_DATASET EXTRACT_

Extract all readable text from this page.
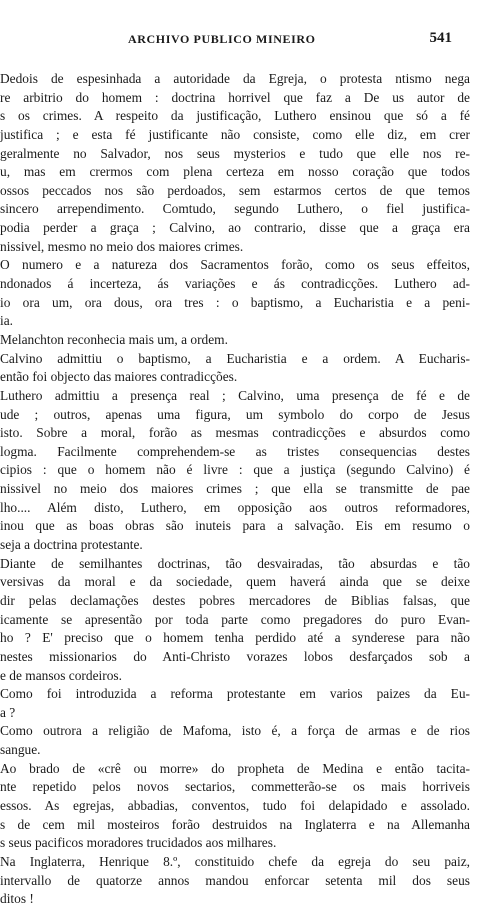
ARCHIVO PUBLICO MINEIRO	541
Dedois de espesinhada a autoridade da Egreja, o protesta ntismo nega
re arbitrio do homem : doctrina horrivel que faz a De us autor de
s os crimes. A respeito da justificação, Luthero ensinou que só a fé
justifica ; e esta fé justificante não consiste, como elle diz, em crer
geralmente no Salvador, nos seus mysterios e tudo que elle nos re-
u, mas em crermos com plena certeza em nosso coração que todos
ossos peccados nos são perdoados, sem estarmos certos de que temos
sincero arrependimento. Comtudo, segundo Luthero, o fiel justifica-
podia perder a graça ; Calvino, ao contrario, disse que a graça era
nissivel, mesmo no meio dos maiores crimes.
O numero e a natureza dos Sacramentos forão, como os seus effeitos,
ndonados á incerteza, ás variações e ás contradicções. Luthero ad-
io ora um, ora dous, ora tres : o baptismo, a Eucharistia e a peni-
ia.
Melanchton reconhecia mais um, a ordem.
Calvino admittiu o baptismo, a Eucharistia e a ordem. A Eucharis-
então foi objecto das maiores contradicções.
Luthero admittiu a presença real ; Calvino, uma presença de fé e de
ude ; outros, apenas uma figura, um symbolo do corpo de Jesus
isto. Sobre a moral, forão as mesmas contradicções e absurdos como
logma. Facilmente comprehendem-se as tristes consequencias destes
cipios : que o homem não é livre : que a justiça (segundo Calvino) é
nissivel no meio dos maiores crimes ; que ella se transmitte de pae
lho.... Além disto, Luthero, em opposição aos outros reformadores,
inou que as boas obras são inuteis para a salvação. Eis em resumo o
seja a doctrina protestante.
Diante de semilhantes doctrinas, tão desvairadas, tão absurdas e tão
versivas da moral e da sociedade, quem haverá ainda que se deixe
dir pelas declamações destes pobres mercadores de Biblias falsas, que
icamente se apresentão por toda parte como pregadores do puro Evan-
ho ? E' preciso que o homem tenha perdido até a synderese para não
nestes missionarios do Anti-Christo vorazes lobos desfarçados sob a
e de mansos cordeiros.
Como foi introduzida a reforma protestante em varios paizes da Eu-
a ?
Como outrora a religião de Mafoma, isto é, a força de armas e de rios
sangue.
Ao brado de «crê ou morre» do propheta de Medina e então tacita-
nte repetido pelos novos sectarios, commetterão-se os mais horriveis
essos. As egrejas, abbadias, conventos, tudo foi delapidado e assolado.
s de cem mil mosteiros forão destruidos na Inglaterra e na Allemanha
s seus pacificos moradores trucidados aos milhares.
Na Inglaterra, Henrique 8.º, constituido chefe da egreja do seu paiz,
intervallo de quatorze annos mandou enforcar setenta mil dos seus
ditos !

_WHAT TO PRODUCE_
Pick out each line containing "Inglaterra" and report it.

_THE OUTPUT_
s de cem mil mosteiros forão destruidos na Inglaterra e na Allemanha
Na Inglaterra, Henrique 8.º, constituido chefe da egreja do seu paiz,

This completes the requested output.